**RECORDS FOR THE TASK**

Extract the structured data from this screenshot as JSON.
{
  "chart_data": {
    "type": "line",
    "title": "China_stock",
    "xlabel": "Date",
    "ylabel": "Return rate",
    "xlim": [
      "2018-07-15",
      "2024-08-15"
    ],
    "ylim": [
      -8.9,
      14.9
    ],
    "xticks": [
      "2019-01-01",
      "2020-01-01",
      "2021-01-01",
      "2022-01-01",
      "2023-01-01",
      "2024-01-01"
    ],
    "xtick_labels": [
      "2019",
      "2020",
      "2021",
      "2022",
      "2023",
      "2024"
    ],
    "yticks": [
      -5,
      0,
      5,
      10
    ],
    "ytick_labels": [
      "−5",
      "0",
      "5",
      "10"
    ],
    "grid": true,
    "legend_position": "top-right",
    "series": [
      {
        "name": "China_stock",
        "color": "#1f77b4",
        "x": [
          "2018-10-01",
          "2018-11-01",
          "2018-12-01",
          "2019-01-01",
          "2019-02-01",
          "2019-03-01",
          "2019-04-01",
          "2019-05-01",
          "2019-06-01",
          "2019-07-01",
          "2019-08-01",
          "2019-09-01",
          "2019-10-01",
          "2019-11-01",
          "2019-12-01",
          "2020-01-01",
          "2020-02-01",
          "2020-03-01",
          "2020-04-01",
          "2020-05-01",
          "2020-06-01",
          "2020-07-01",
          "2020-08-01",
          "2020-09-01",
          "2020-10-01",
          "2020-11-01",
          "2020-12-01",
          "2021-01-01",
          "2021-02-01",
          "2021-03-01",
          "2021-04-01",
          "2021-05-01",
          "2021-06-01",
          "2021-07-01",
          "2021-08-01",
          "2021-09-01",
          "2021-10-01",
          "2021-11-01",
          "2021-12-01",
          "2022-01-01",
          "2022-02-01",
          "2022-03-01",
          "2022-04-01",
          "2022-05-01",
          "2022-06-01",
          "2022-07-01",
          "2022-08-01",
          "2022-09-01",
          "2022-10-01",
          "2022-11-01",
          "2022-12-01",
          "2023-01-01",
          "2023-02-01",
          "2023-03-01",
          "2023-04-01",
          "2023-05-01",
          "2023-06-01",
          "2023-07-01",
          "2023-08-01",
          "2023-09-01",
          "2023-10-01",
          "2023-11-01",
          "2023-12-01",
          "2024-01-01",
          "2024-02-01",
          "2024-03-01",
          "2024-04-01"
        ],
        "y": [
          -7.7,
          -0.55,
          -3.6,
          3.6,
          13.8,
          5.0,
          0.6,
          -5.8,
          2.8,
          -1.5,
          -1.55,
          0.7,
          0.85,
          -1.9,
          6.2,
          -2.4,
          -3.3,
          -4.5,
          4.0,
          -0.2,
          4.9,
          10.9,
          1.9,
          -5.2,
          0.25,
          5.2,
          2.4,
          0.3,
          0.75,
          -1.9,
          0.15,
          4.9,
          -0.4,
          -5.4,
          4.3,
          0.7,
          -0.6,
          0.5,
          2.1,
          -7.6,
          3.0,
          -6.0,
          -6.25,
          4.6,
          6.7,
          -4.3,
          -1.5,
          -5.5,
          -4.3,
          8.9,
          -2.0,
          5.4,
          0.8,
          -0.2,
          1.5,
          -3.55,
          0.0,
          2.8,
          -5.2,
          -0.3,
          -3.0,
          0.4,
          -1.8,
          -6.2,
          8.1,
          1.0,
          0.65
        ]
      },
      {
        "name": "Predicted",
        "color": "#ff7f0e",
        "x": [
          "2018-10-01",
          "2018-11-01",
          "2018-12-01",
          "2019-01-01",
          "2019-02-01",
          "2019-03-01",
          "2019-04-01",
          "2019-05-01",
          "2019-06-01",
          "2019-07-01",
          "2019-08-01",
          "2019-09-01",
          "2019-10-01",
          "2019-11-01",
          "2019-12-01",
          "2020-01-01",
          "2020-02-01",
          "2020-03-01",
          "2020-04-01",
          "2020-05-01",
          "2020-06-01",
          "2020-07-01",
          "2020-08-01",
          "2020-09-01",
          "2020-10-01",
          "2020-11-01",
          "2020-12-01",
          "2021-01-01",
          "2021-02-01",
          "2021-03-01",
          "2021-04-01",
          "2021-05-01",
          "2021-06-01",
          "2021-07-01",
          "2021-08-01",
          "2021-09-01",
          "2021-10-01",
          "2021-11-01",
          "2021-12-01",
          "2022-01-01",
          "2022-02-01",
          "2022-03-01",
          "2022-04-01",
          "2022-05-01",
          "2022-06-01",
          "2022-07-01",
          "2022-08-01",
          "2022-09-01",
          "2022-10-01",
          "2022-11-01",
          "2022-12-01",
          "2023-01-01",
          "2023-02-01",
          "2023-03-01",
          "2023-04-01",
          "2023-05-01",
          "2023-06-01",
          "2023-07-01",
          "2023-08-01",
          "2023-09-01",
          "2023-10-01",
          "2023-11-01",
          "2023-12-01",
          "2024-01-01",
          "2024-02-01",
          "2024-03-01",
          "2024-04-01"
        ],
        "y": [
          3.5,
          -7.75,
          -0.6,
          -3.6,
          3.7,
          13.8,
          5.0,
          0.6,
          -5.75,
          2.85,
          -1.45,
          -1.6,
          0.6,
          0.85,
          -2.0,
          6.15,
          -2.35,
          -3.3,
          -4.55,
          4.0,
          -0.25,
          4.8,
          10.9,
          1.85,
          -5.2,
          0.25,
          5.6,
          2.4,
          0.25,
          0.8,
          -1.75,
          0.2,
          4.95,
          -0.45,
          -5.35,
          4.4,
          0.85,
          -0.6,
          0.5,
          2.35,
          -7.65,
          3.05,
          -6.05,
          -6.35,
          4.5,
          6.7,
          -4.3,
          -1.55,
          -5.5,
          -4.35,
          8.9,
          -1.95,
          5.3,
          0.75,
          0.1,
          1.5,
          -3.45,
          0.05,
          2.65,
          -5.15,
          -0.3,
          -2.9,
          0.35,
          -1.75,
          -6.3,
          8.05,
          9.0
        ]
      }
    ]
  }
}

**GOAL OF THE EXERCISE**
Exactly reproduce every line of the records.

**WRITTEN RESPONSE**
Extract the structured data from this screenshot as JSON.
{
  "chart_data": {
    "type": "line",
    "title": "China_stock",
    "xlabel": "Date",
    "ylabel": "Return rate",
    "xlim": [
      "2018-07-15",
      "2024-08-15"
    ],
    "ylim": [
      -8.9,
      14.9
    ],
    "xticks": [
      "2019-01-01",
      "2020-01-01",
      "2021-01-01",
      "2022-01-01",
      "2023-01-01",
      "2024-01-01"
    ],
    "xtick_labels": [
      "2019",
      "2020",
      "2021",
      "2022",
      "2023",
      "2024"
    ],
    "yticks": [
      -5,
      0,
      5,
      10
    ],
    "ytick_labels": [
      "−5",
      "0",
      "5",
      "10"
    ],
    "grid": true,
    "legend_position": "top-right",
    "series": [
      {
        "name": "China_stock",
        "color": "#1f77b4",
        "x": [
          "2018-10-01",
          "2018-11-01",
          "2018-12-01",
          "2019-01-01",
          "2019-02-01",
          "2019-03-01",
          "2019-04-01",
          "2019-05-01",
          "2019-06-01",
          "2019-07-01",
          "2019-08-01",
          "2019-09-01",
          "2019-10-01",
          "2019-11-01",
          "2019-12-01",
          "2020-01-01",
          "2020-02-01",
          "2020-03-01",
          "2020-04-01",
          "2020-05-01",
          "2020-06-01",
          "2020-07-01",
          "2020-08-01",
          "2020-09-01",
          "2020-10-01",
          "2020-11-01",
          "2020-12-01",
          "2021-01-01",
          "2021-02-01",
          "2021-03-01",
          "2021-04-01",
          "2021-05-01",
          "2021-06-01",
          "2021-07-01",
          "2021-08-01",
          "2021-09-01",
          "2021-10-01",
          "2021-11-01",
          "2021-12-01",
          "2022-01-01",
          "2022-02-01",
          "2022-03-01",
          "2022-04-01",
          "2022-05-01",
          "2022-06-01",
          "2022-07-01",
          "2022-08-01",
          "2022-09-01",
          "2022-10-01",
          "2022-11-01",
          "2022-12-01",
          "2023-01-01",
          "2023-02-01",
          "2023-03-01",
          "2023-04-01",
          "2023-05-01",
          "2023-06-01",
          "2023-07-01",
          "2023-08-01",
          "2023-09-01",
          "2023-10-01",
          "2023-11-01",
          "2023-12-01",
          "2024-01-01",
          "2024-02-01",
          "2024-03-01",
          "2024-04-01"
        ],
        "y": [
          -7.7,
          -0.55,
          -3.6,
          3.6,
          13.8,
          5.0,
          0.6,
          -5.8,
          2.8,
          -1.5,
          -1.55,
          0.7,
          0.85,
          -1.9,
          6.2,
          -2.4,
          -3.3,
          -4.5,
          4.0,
          -0.2,
          4.9,
          10.9,
          1.9,
          -5.2,
          0.25,
          5.2,
          2.4,
          0.3,
          0.75,
          -1.9,
          0.15,
          4.9,
          -0.4,
          -5.4,
          4.3,
          0.7,
          -0.6,
          0.5,
          2.1,
          -7.6,
          3.0,
          -6.0,
          -6.25,
          4.6,
          6.7,
          -4.3,
          -1.5,
          -5.5,
          -4.3,
          8.9,
          -2.0,
          5.4,
          0.8,
          -0.2,
          1.5,
          -3.55,
          0.0,
          2.8,
          -5.2,
          -0.3,
          -3.0,
          0.4,
          -1.8,
          -6.2,
          8.1,
          1.0,
          0.65
        ]
      },
      {
        "name": "Predicted",
        "color": "#ff7f0e",
        "x": [
          "2018-10-01",
          "2018-11-01",
          "2018-12-01",
          "2019-01-01",
          "2019-02-01",
          "2019-03-01",
          "2019-04-01",
          "2019-05-01",
          "2019-06-01",
          "2019-07-01",
          "2019-08-01",
          "2019-09-01",
          "2019-10-01",
          "2019-11-01",
          "2019-12-01",
          "2020-01-01",
          "2020-02-01",
          "2020-03-01",
          "2020-04-01",
          "2020-05-01",
          "2020-06-01",
          "2020-07-01",
          "2020-08-01",
          "2020-09-01",
          "2020-10-01",
          "2020-11-01",
          "2020-12-01",
          "2021-01-01",
          "2021-02-01",
          "2021-03-01",
          "2021-04-01",
          "2021-05-01",
          "2021-06-01",
          "2021-07-01",
          "2021-08-01",
          "2021-09-01",
          "2021-10-01",
          "2021-11-01",
          "2021-12-01",
          "2022-01-01",
          "2022-02-01",
          "2022-03-01",
          "2022-04-01",
          "2022-05-01",
          "2022-06-01",
          "2022-07-01",
          "2022-08-01",
          "2022-09-01",
          "2022-10-01",
          "2022-11-01",
          "2022-12-01",
          "2023-01-01",
          "2023-02-01",
          "2023-03-01",
          "2023-04-01",
          "2023-05-01",
          "2023-06-01",
          "2023-07-01",
          "2023-08-01",
          "2023-09-01",
          "2023-10-01",
          "2023-11-01",
          "2023-12-01",
          "2024-01-01",
          "2024-02-01",
          "2024-03-01",
          "2024-04-01"
        ],
        "y": [
          3.5,
          -7.75,
          -0.6,
          -3.6,
          3.7,
          13.8,
          5.0,
          0.6,
          -5.75,
          2.85,
          -1.45,
          -1.6,
          0.6,
          0.85,
          -2.0,
          6.15,
          -2.35,
          -3.3,
          -4.55,
          4.0,
          -0.25,
          4.8,
          10.9,
          1.85,
          -5.2,
          0.25,
          5.6,
          2.4,
          0.25,
          0.8,
          -1.75,
          0.2,
          4.95,
          -0.45,
          -5.35,
          4.4,
          0.85,
          -0.6,
          0.5,
          2.35,
          -7.65,
          3.05,
          -6.05,
          -6.35,
          4.5,
          6.7,
          -4.3,
          -1.55,
          -5.5,
          -4.35,
          8.9,
          -1.95,
          5.3,
          0.75,
          0.1,
          1.5,
          -3.45,
          0.05,
          2.65,
          -5.15,
          -0.3,
          -2.9,
          0.35,
          -1.75,
          -6.3,
          8.05,
          9.0
        ]
      }
    ]
  }
}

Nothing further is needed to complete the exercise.